-------- INFORMATION SHOWN

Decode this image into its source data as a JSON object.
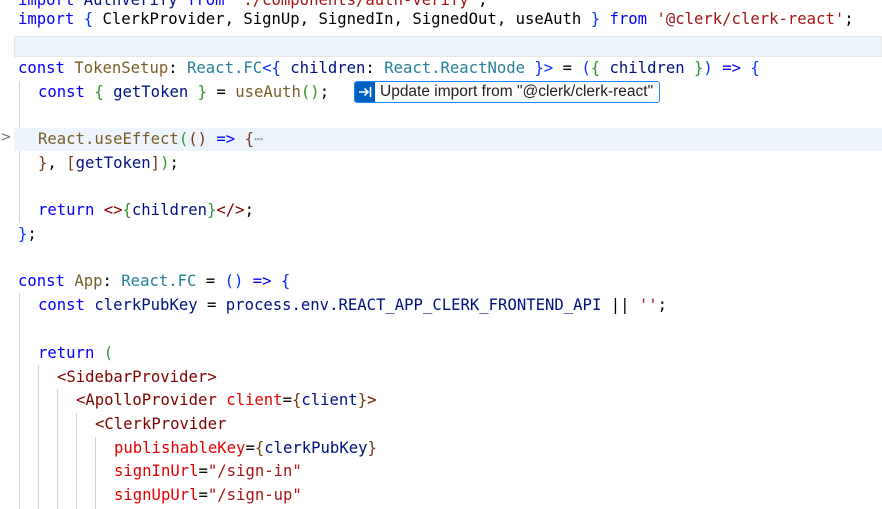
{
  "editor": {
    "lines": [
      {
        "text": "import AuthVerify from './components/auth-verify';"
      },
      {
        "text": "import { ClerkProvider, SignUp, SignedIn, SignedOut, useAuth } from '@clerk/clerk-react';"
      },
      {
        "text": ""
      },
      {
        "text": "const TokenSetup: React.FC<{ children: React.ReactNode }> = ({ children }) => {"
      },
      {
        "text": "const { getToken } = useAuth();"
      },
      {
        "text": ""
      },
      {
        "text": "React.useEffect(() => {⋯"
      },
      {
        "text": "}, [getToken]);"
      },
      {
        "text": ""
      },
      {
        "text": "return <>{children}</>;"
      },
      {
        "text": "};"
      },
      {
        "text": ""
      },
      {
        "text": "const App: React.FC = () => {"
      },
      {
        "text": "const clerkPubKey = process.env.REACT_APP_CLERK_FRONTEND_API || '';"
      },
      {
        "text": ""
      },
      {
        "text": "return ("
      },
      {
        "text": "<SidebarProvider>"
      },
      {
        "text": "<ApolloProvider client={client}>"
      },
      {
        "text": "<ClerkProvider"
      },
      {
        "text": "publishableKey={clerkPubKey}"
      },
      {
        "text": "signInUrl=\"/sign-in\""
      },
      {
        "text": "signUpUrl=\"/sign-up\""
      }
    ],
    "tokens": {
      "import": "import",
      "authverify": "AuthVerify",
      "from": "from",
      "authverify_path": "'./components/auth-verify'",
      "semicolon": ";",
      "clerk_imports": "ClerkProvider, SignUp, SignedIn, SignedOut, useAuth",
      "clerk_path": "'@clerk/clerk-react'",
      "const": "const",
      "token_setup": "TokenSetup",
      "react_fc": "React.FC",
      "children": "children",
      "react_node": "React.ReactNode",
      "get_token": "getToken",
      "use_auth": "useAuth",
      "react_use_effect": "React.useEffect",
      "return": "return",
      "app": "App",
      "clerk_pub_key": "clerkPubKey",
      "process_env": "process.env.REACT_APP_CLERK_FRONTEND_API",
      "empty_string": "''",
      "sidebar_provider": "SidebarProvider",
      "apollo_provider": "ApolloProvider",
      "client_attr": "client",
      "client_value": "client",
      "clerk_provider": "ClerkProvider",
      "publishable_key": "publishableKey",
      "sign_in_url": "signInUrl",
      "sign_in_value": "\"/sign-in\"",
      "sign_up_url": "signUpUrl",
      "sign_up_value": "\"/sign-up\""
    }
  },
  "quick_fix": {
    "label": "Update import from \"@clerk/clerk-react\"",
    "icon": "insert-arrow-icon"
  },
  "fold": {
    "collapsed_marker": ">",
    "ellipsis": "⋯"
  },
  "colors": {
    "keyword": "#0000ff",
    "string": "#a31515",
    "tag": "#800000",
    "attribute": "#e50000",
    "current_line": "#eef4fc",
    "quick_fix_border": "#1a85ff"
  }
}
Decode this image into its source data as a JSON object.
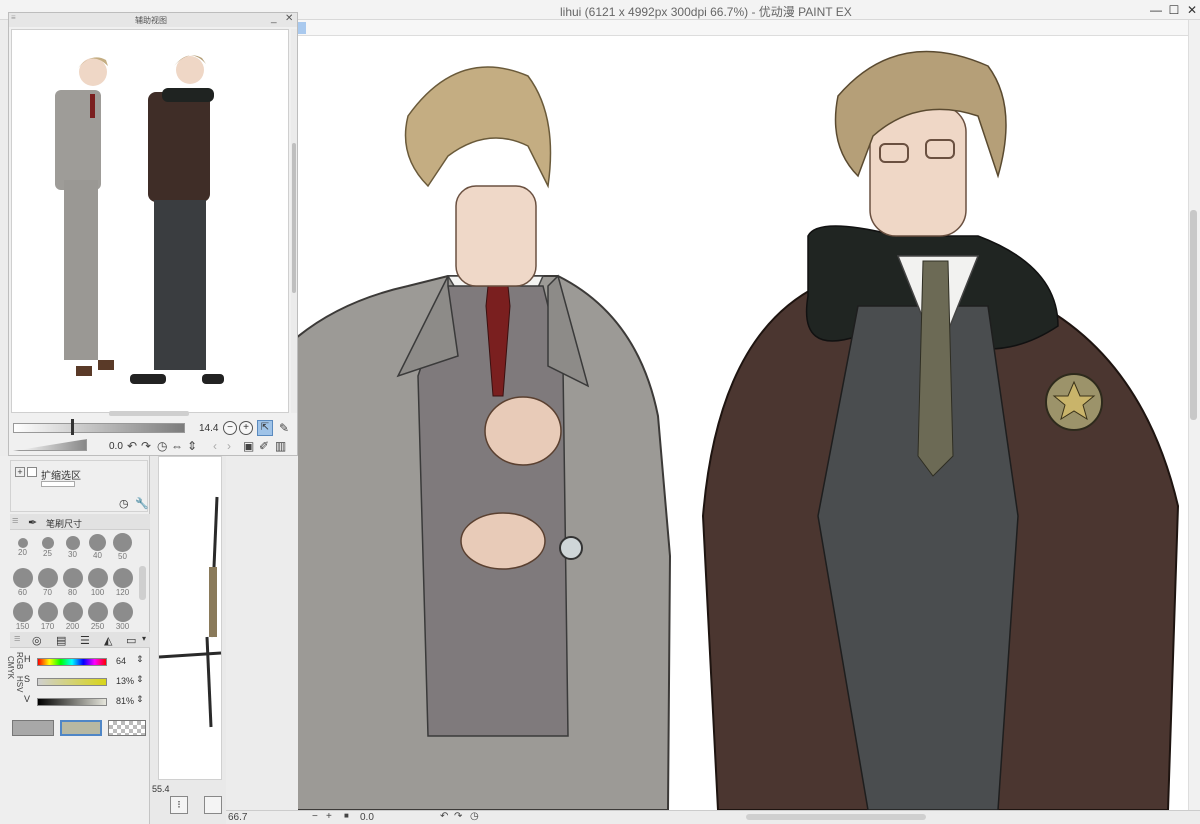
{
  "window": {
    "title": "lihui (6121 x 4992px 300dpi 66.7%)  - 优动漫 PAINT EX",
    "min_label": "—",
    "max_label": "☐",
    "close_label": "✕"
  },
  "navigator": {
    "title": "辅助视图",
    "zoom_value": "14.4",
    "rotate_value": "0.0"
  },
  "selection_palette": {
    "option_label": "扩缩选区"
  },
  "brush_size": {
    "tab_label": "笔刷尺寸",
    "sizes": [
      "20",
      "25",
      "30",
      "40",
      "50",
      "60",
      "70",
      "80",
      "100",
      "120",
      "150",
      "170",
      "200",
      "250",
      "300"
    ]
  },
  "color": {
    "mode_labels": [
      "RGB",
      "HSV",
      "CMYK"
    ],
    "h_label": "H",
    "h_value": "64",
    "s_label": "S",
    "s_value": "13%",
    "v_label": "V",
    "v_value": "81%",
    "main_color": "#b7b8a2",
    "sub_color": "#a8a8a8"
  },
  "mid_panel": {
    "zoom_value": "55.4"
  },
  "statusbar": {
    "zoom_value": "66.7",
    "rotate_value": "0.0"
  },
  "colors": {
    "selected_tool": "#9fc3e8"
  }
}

----------------

**EXERCISE PROMPT:**
Repeat the data above exactly, but not the pictures.

**COMPLETE OUTPUT:**
Decode this image into its source data as a JSON object.
{
  "editor": {
    "lines": [
      {
        "text": "import AuthVerify from './components/auth-verify';"
      },
      {
        "text": "import { ClerkProvider, SignUp, SignedIn, SignedOut, useAuth } from '@clerk/clerk-react';"
      },
      {
        "text": ""
      },
      {
        "text": "const TokenSetup: React.FC<{ children: React.ReactNode }> = ({ children }) => {"
      },
      {
        "text": "const { getToken } = useAuth();"
      },
      {
        "text": ""
      },
      {
        "text": "React.useEffect(() => {⋯"
      },
      {
        "text": "}, [getToken]);"
      },
      {
        "text": ""
      },
      {
        "text": "return <>{children}</>;"
      },
      {
        "text": "};"
      },
      {
        "text": ""
      },
      {
        "text": "const App: React.FC = () => {"
      },
      {
        "text": "const clerkPubKey = process.env.REACT_APP_CLERK_FRONTEND_API || '';"
      },
      {
        "text": ""
      },
      {
        "text": "return ("
      },
      {
        "text": "<SidebarProvider>"
      },
      {
        "text": "<ApolloProvider client={client}>"
      },
      {
        "text": "<ClerkProvider"
      },
      {
        "text": "publishableKey={clerkPubKey}"
      },
      {
        "text": "signInUrl=\"/sign-in\""
      },
      {
        "text": "signUpUrl=\"/sign-up\""
      }
    ],
    "tokens": {
      "import": "import",
      "authverify": "AuthVerify",
      "from": "from",
      "authverify_path": "'./components/auth-verify'",
      "semicolon": ";",
      "clerk_imports": "ClerkProvider, SignUp, SignedIn, SignedOut, useAuth",
      "clerk_path": "'@clerk/clerk-react'",
      "const": "const",
      "token_setup": "TokenSetup",
      "react_fc": "React.FC",
      "children": "children",
      "react_node": "React.ReactNode",
      "get_token": "getToken",
      "use_auth": "useAuth",
      "react_use_effect": "React.useEffect",
      "return": "return",
      "app": "App",
      "clerk_pub_key": "clerkPubKey",
      "process_env": "process.env.REACT_APP_CLERK_FRONTEND_API",
      "empty_string": "''",
      "sidebar_provider": "SidebarProvider",
      "apollo_provider": "ApolloProvider",
      "client_attr": "client",
      "client_value": "client",
      "clerk_provider": "ClerkProvider",
      "publishable_key": "publishableKey",
      "sign_in_url": "signInUrl",
      "sign_in_value": "\"/sign-in\"",
      "sign_up_url": "signUpUrl",
      "sign_up_value": "\"/sign-up\""
    }
  },
  "quick_fix": {
    "label": "Update import from \"@clerk/clerk-react\"",
    "icon": "insert-arrow-icon"
  },
  "fold": {
    "collapsed_marker": ">",
    "ellipsis": "⋯"
  },
  "colors": {
    "keyword": "#0000ff",
    "string": "#a31515",
    "tag": "#800000",
    "attribute": "#e50000",
    "current_line": "#eef4fc",
    "quick_fix_border": "#1a85ff"
  }
}
Decode this image into its source data as a JSON object.
{
  "window": {
    "title": "lihui (6121 x 4992px 300dpi 66.7%)  - 优动漫 PAINT EX",
    "min_label": "—",
    "max_label": "☐",
    "close_label": "✕"
  },
  "navigator": {
    "title": "辅助视图",
    "zoom_value": "14.4",
    "rotate_value": "0.0"
  },
  "selection_palette": {
    "option_label": "扩缩选区"
  },
  "brush_size": {
    "tab_label": "笔刷尺寸",
    "sizes": [
      "20",
      "25",
      "30",
      "40",
      "50",
      "60",
      "70",
      "80",
      "100",
      "120",
      "150",
      "170",
      "200",
      "250",
      "300"
    ]
  },
  "color": {
    "mode_labels": [
      "RGB",
      "HSV",
      "CMYK"
    ],
    "h_label": "H",
    "h_value": "64",
    "s_label": "S",
    "s_value": "13%",
    "v_label": "V",
    "v_value": "81%",
    "main_color": "#b7b8a2",
    "sub_color": "#a8a8a8"
  },
  "mid_panel": {
    "zoom_value": "55.4"
  },
  "statusbar": {
    "zoom_value": "66.7",
    "rotate_value": "0.0"
  },
  "colors": {
    "selected_tool": "#9fc3e8"
  }
}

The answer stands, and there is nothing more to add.